WORK TO BE COMPLETED: An exact transcription of all the entries below is required.

DATASET EXCERPTS Block Start

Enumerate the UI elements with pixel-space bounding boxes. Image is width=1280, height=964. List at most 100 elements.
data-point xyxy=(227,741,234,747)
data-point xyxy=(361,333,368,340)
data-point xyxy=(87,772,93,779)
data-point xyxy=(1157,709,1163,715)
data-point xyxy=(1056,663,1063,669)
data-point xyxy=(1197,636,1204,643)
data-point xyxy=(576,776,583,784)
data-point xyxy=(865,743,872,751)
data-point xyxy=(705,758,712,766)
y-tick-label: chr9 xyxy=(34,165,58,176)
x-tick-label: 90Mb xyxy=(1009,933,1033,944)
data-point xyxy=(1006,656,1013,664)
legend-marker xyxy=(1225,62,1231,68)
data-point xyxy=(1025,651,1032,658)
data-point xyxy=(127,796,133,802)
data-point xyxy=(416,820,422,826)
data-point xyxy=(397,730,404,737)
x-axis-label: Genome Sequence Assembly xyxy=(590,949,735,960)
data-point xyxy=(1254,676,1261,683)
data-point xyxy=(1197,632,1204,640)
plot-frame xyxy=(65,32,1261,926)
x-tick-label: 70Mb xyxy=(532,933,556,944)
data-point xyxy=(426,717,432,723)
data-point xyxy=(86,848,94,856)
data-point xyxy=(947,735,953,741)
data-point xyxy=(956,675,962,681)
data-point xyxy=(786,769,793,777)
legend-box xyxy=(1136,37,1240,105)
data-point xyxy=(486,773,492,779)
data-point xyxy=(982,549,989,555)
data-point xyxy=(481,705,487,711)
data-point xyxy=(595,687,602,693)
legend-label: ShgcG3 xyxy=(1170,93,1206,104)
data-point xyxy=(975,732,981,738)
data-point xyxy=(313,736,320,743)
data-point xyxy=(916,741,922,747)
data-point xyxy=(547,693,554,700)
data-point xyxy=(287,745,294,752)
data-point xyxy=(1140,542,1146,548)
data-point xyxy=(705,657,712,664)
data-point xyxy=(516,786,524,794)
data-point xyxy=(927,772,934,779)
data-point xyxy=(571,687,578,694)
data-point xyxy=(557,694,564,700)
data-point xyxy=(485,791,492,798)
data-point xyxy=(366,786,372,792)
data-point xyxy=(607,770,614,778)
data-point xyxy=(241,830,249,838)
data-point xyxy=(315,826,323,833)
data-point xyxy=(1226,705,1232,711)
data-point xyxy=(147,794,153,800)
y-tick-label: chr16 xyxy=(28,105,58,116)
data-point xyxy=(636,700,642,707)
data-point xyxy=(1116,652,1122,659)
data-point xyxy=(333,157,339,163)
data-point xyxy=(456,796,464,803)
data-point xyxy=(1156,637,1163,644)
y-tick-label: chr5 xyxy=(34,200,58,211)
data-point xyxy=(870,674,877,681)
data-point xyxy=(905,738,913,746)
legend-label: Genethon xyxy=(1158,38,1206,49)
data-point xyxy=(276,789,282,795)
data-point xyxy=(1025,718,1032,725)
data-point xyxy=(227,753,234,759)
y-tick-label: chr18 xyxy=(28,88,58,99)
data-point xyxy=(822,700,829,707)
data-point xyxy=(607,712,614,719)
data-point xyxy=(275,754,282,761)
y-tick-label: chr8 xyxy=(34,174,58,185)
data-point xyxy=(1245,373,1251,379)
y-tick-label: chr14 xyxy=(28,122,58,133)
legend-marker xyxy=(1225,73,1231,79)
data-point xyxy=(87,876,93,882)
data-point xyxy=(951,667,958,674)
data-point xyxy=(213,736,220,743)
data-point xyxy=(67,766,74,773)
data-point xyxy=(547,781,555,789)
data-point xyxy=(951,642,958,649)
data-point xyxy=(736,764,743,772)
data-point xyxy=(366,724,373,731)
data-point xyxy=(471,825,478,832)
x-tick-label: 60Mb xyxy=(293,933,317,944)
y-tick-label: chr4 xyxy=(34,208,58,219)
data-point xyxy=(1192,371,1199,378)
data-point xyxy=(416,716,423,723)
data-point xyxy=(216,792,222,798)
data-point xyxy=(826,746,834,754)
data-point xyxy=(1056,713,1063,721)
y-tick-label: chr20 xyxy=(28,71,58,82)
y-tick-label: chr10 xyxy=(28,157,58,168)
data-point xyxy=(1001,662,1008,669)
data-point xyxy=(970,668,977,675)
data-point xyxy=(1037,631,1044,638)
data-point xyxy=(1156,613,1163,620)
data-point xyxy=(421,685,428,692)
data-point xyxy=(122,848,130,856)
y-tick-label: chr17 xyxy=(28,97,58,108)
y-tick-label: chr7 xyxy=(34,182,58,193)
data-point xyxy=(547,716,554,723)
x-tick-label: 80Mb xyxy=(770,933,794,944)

DATASET EXCERPTS Block End

OUTPUT FOR THIS EXERCISE:
Enumerate the UI elements with pixel-space bounding boxes. Image is width=1280, height=964. List at most 100 elements.
data-point xyxy=(227,741,234,747)
data-point xyxy=(361,333,368,340)
data-point xyxy=(87,772,93,779)
data-point xyxy=(1157,709,1163,715)
data-point xyxy=(1056,663,1063,669)
data-point xyxy=(1197,636,1204,643)
data-point xyxy=(576,776,583,784)
data-point xyxy=(865,743,872,751)
data-point xyxy=(705,758,712,766)
y-tick-label: chr9 xyxy=(34,165,58,176)
x-tick-label: 90Mb xyxy=(1009,933,1033,944)
data-point xyxy=(1006,656,1013,664)
legend-marker xyxy=(1225,62,1231,68)
data-point xyxy=(1025,651,1032,658)
data-point xyxy=(127,796,133,802)
data-point xyxy=(416,820,422,826)
data-point xyxy=(397,730,404,737)
x-axis-label: Genome Sequence Assembly xyxy=(590,949,735,960)
data-point xyxy=(1254,676,1261,683)
data-point xyxy=(1197,632,1204,640)
plot-frame xyxy=(65,32,1261,926)
x-tick-label: 70Mb xyxy=(532,933,556,944)
data-point xyxy=(426,717,432,723)
data-point xyxy=(86,848,94,856)
data-point xyxy=(947,735,953,741)
data-point xyxy=(956,675,962,681)
data-point xyxy=(786,769,793,777)
legend-box xyxy=(1136,37,1240,105)
data-point xyxy=(486,773,492,779)
data-point xyxy=(982,549,989,555)
data-point xyxy=(481,705,487,711)
data-point xyxy=(595,687,602,693)
legend-label: ShgcG3 xyxy=(1170,93,1206,104)
data-point xyxy=(975,732,981,738)
data-point xyxy=(313,736,320,743)
data-point xyxy=(916,741,922,747)
data-point xyxy=(547,693,554,700)
data-point xyxy=(287,745,294,752)
data-point xyxy=(1140,542,1146,548)
data-point xyxy=(705,657,712,664)
data-point xyxy=(516,786,524,794)
data-point xyxy=(927,772,934,779)
data-point xyxy=(571,687,578,694)
data-point xyxy=(557,694,564,700)
data-point xyxy=(485,791,492,798)
data-point xyxy=(366,786,372,792)
data-point xyxy=(607,770,614,778)
data-point xyxy=(241,830,249,838)
data-point xyxy=(315,826,323,833)
data-point xyxy=(1226,705,1232,711)
data-point xyxy=(147,794,153,800)
y-tick-label: chr16 xyxy=(28,105,58,116)
data-point xyxy=(636,700,642,707)
data-point xyxy=(1116,652,1122,659)
data-point xyxy=(333,157,339,163)
data-point xyxy=(456,796,464,803)
data-point xyxy=(1156,637,1163,644)
y-tick-label: chr5 xyxy=(34,200,58,211)
data-point xyxy=(870,674,877,681)
data-point xyxy=(905,738,913,746)
legend-label: Genethon xyxy=(1158,38,1206,49)
data-point xyxy=(276,789,282,795)
data-point xyxy=(1025,718,1032,725)
data-point xyxy=(227,753,234,759)
y-tick-label: chr18 xyxy=(28,88,58,99)
data-point xyxy=(822,700,829,707)
data-point xyxy=(607,712,614,719)
data-point xyxy=(275,754,282,761)
y-tick-label: chr8 xyxy=(34,174,58,185)
data-point xyxy=(1245,373,1251,379)
y-tick-label: chr14 xyxy=(28,122,58,133)
legend-marker xyxy=(1225,73,1231,79)
data-point xyxy=(87,876,93,882)
data-point xyxy=(951,667,958,674)
data-point xyxy=(213,736,220,743)
data-point xyxy=(67,766,74,773)
data-point xyxy=(547,781,555,789)
data-point xyxy=(951,642,958,649)
data-point xyxy=(736,764,743,772)
data-point xyxy=(366,724,373,731)
data-point xyxy=(471,825,478,832)
x-tick-label: 60Mb xyxy=(293,933,317,944)
y-tick-label: chr4 xyxy=(34,208,58,219)
data-point xyxy=(1192,371,1199,378)
data-point xyxy=(416,716,423,723)
data-point xyxy=(216,792,222,798)
data-point xyxy=(826,746,834,754)
data-point xyxy=(1056,713,1063,721)
y-tick-label: chr20 xyxy=(28,71,58,82)
y-tick-label: chr10 xyxy=(28,157,58,168)
data-point xyxy=(1001,662,1008,669)
data-point xyxy=(970,668,977,675)
data-point xyxy=(1037,631,1044,638)
data-point xyxy=(1156,613,1163,620)
data-point xyxy=(421,685,428,692)
data-point xyxy=(122,848,130,856)
y-tick-label: chr17 xyxy=(28,97,58,108)
y-tick-label: chr7 xyxy=(34,182,58,193)
data-point xyxy=(547,716,554,723)
x-tick-label: 80Mb xyxy=(770,933,794,944)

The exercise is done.